(A block of data)
* * *

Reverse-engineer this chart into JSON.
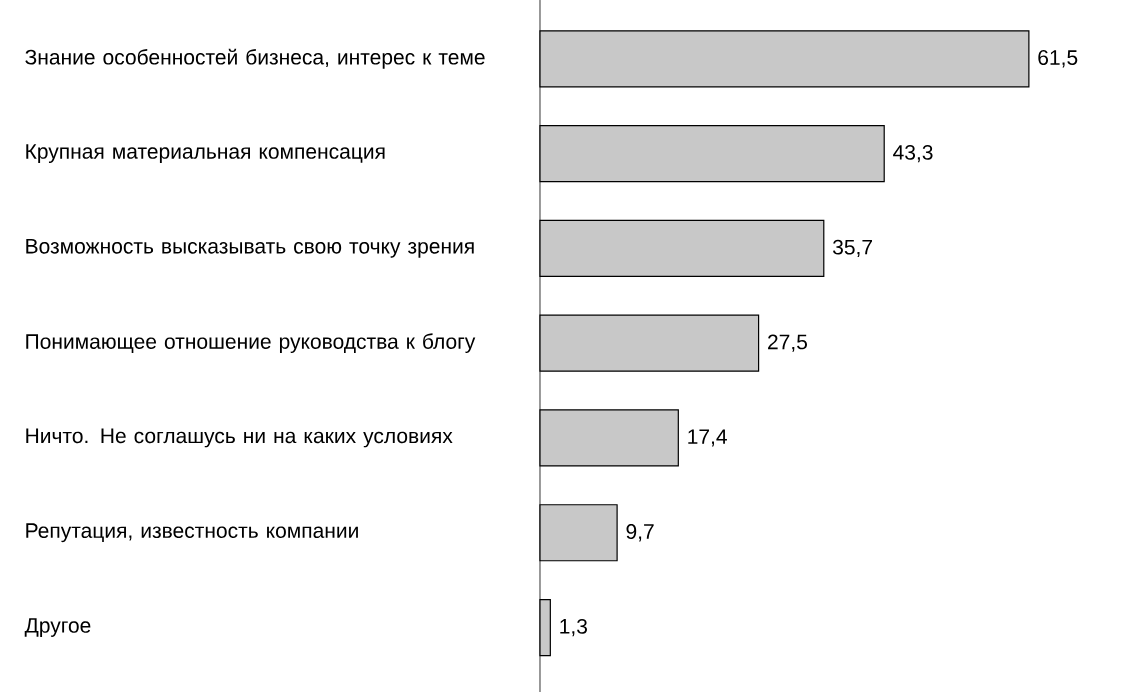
{
  "chart_data": {
    "type": "bar",
    "orientation": "horizontal",
    "categories": [
      "Знание особенностей бизнеса, интерес к теме",
      "Крупная материальная компенсация",
      "Возможность высказывать свою точку зрения",
      "Понимающее отношение руководства к блогу",
      "Ничто. Не соглашусь ни на каких условиях",
      "Репутация, известность компании",
      "Другое"
    ],
    "values": [
      61.5,
      43.3,
      35.7,
      27.5,
      17.4,
      9.7,
      1.3
    ],
    "value_labels": [
      "61,5",
      "43,3",
      "35,7",
      "27,5",
      "17,4",
      "9,7",
      "1,3"
    ],
    "color": "#c8c8c8"
  }
}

* * *

- **What you will do**:
Omit the pictures, and quote the material above exactly as given.

- **Correct output**:
Reverse-engineer this chart into JSON.
{
  "chart_data": {
    "type": "bar",
    "orientation": "horizontal",
    "categories": [
      "Знание особенностей бизнеса, интерес к теме",
      "Крупная материальная компенсация",
      "Возможность высказывать свою точку зрения",
      "Понимающее отношение руководства к блогу",
      "Ничто. Не соглашусь ни на каких условиях",
      "Репутация, известность компании",
      "Другое"
    ],
    "values": [
      61.5,
      43.3,
      35.7,
      27.5,
      17.4,
      9.7,
      1.3
    ],
    "value_labels": [
      "61,5",
      "43,3",
      "35,7",
      "27,5",
      "17,4",
      "9,7",
      "1,3"
    ],
    "color": "#c8c8c8"
  }
}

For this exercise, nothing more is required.